WHAT THE EXERCISE ASKS >>
Gather every line that includes the word "текущего", please.

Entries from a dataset

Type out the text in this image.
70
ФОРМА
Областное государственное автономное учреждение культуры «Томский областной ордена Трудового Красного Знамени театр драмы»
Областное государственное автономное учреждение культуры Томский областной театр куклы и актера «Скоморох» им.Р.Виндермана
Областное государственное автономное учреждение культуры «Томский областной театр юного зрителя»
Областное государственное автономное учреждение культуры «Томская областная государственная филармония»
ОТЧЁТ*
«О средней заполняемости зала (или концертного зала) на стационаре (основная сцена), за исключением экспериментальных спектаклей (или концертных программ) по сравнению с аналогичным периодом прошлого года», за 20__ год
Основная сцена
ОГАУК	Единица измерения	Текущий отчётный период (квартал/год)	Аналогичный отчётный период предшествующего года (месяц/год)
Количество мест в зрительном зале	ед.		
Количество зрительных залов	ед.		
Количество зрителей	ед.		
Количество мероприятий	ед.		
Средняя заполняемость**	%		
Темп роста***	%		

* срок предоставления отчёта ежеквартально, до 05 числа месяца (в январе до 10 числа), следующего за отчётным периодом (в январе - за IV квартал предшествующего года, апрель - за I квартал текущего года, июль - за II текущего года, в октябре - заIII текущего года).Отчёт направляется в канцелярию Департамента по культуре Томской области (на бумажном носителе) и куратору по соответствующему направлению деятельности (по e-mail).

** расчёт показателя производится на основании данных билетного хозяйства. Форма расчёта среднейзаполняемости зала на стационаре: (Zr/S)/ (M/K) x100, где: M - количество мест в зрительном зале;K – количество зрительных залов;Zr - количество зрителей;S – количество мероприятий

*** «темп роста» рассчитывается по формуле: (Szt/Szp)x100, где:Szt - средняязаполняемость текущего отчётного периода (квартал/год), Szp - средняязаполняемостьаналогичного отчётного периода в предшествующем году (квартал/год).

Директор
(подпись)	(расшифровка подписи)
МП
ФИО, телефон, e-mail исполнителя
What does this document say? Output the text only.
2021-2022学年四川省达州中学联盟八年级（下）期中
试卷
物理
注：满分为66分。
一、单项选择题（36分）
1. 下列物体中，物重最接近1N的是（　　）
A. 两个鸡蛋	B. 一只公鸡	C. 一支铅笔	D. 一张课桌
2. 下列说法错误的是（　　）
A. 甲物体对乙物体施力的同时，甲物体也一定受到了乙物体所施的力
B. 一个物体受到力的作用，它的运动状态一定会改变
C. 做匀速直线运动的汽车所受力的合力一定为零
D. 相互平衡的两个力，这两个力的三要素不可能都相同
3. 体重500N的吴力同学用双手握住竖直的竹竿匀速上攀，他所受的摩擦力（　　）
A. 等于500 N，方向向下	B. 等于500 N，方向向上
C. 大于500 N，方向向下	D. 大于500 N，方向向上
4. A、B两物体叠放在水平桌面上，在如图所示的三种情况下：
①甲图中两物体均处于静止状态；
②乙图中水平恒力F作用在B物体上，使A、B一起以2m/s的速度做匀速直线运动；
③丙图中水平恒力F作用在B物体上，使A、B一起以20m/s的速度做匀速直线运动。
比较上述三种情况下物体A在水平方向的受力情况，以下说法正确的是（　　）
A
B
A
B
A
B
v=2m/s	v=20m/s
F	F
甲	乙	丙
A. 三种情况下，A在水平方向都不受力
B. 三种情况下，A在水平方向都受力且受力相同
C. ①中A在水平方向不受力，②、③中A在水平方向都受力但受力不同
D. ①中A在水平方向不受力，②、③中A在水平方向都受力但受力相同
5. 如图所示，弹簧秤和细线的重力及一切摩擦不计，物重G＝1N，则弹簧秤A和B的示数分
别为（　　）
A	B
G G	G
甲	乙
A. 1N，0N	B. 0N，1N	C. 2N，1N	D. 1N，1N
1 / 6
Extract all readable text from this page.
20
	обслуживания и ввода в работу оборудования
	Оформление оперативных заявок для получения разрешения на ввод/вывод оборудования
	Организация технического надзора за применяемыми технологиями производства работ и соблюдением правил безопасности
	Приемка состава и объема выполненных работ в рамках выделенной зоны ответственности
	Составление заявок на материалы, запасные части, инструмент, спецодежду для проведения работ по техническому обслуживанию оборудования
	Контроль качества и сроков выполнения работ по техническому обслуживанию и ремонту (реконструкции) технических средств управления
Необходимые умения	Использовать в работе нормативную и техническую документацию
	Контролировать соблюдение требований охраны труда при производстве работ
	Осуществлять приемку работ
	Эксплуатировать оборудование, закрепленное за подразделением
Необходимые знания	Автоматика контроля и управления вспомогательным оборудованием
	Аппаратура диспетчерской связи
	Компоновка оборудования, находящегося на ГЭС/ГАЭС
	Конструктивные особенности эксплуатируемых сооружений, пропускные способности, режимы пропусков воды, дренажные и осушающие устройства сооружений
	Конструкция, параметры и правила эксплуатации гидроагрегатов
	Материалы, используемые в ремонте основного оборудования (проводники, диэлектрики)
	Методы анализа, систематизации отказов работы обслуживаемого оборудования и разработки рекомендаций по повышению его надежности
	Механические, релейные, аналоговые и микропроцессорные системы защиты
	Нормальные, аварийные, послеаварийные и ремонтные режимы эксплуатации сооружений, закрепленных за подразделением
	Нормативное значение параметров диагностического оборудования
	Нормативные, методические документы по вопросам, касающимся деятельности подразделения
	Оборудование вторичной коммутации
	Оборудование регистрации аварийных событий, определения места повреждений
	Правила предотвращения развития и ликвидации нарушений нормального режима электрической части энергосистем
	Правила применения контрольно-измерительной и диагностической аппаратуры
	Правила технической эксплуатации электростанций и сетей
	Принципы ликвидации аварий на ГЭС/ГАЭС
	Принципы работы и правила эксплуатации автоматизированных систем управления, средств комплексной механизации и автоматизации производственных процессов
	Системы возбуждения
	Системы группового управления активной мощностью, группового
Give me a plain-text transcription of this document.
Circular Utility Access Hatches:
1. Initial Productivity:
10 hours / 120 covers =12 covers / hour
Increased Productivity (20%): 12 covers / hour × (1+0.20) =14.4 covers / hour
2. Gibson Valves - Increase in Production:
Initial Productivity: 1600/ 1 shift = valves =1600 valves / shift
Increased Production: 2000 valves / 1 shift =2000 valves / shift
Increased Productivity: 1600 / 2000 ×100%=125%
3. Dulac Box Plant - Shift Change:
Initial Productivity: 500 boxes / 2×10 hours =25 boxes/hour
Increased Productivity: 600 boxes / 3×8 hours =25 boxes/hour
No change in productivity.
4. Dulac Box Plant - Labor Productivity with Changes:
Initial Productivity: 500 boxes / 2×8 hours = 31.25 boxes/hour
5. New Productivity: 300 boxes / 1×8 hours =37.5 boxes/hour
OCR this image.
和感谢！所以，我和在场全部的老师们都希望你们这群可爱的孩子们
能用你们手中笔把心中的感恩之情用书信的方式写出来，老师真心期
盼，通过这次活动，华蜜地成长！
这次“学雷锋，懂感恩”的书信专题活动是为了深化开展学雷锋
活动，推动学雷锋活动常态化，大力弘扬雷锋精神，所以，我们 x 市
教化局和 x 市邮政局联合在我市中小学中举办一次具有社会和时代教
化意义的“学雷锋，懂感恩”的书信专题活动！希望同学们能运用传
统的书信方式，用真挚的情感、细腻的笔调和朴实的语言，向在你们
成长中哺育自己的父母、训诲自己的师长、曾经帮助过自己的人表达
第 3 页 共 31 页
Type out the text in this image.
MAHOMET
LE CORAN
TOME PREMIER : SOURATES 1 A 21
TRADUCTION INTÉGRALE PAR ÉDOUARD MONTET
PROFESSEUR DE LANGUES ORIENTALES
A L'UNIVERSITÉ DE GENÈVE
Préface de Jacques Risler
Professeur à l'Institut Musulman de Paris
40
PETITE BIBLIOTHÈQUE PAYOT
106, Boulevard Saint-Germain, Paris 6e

FINISHED TASK >>
* срок предоставления отчёта ежеквартально, до 05 числа месяца (в январе до 10 числа), следующего за отчётным периодом (в январе - за IV квартал предшествующего года, апрель - за I квартал текущего года, июль - за II текущего года, в октябре - заIII текущего года).Отчёт направляется в канцелярию Департамента по культуре Томской области (на бумажном носителе) и куратору по соответствующему направлению деятельности (по e-mail).
*** «темп роста» рассчитывается по формуле: (Szt/Szp)x100, где:Szt - средняязаполняемость текущего отчётного периода (квартал/год), Szp - средняязаполняемостьаналогичного отчётного периода в предшествующем году (квартал/год).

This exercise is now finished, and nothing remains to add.